BrowseFox is an adware family which disguises in many different programs, such as SwiftBrowse, MarketResearchHelper, SmarterPower, CommonShare, MegaBrowse, SpecialBox, NetCrawl, ClearThink, JumpFlip, BringStar, SmarterPower, WiseEnhance, EnterDigital, FramedDisplay, DigiHelp, RockTurner, InfiniNet, …
Those programs are usually installed without proper user consent, via third party installers. It installs add-ons to Microsoft's Internet Explorer, Mozilla Firefox and Google Chrome but also installs a local proxy, a driver and a service. BrowseFox and its variants also change the browser's start page and search engine. Advertisements are injected into websites the user visits but also on the start page as well as in pop-ups.

Adware.BrowseFox.BU is the detection of a potentially unwanted program (PUP). It installs plug-ins into Microsoft's Internet Explorer and Google's Chrome, which changes the browsers' settings to generate profit for the attackers. The plug-ins change the start page and the default search engine as well as the browsers' security settings to prepare the browser for the following actions: During the browser use, JavaScripts are injected into the visited websites, to show advertisements.

Script.Spyware.Skrum.A is an add-on for Mozilla's Firefox browser. It gets installed without the user's permission. It sends reports about other add-ons installed in Firefox to the outside; therefore spies on the user.

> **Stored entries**
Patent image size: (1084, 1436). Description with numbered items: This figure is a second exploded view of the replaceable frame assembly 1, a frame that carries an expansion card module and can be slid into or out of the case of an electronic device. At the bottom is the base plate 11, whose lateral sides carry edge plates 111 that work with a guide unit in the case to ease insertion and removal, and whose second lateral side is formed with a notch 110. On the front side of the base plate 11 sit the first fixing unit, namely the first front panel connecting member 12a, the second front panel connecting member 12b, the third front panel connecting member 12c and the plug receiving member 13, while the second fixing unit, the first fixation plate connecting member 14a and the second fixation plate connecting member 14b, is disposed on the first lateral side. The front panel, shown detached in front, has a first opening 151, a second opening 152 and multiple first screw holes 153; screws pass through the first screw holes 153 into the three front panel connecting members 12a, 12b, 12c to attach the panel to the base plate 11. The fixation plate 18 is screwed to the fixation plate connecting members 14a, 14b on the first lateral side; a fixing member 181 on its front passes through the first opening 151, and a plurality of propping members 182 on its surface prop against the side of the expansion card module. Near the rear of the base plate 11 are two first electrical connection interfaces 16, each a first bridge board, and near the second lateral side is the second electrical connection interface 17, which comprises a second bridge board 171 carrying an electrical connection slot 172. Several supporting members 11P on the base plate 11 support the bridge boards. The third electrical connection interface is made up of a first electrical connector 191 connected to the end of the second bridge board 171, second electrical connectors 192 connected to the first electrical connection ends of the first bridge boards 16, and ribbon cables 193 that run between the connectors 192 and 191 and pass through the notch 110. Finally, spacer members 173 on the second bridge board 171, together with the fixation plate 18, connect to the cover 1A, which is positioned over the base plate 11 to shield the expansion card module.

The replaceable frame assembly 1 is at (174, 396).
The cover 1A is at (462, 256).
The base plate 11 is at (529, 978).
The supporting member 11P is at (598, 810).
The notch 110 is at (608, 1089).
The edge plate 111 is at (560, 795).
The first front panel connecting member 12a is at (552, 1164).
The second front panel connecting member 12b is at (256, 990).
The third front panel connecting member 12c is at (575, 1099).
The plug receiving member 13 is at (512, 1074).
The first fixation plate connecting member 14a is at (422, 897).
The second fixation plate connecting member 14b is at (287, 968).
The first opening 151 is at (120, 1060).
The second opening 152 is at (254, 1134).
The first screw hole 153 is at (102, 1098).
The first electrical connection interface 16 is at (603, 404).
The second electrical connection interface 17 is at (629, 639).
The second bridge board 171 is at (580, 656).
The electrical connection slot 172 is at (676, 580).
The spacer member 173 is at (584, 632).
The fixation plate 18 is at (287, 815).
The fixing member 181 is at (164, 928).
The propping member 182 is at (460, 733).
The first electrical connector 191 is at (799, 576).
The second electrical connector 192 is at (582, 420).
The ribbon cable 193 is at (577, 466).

> **YOUR ASSIGNMENT**
What does Script.Spyware.Skrum.A send reports about, according to the adware descriptions? The stored entries are separate material with no link to the adware descriptions.

> **ANSWER**
It sends reports about other add-ons installed in Firefox.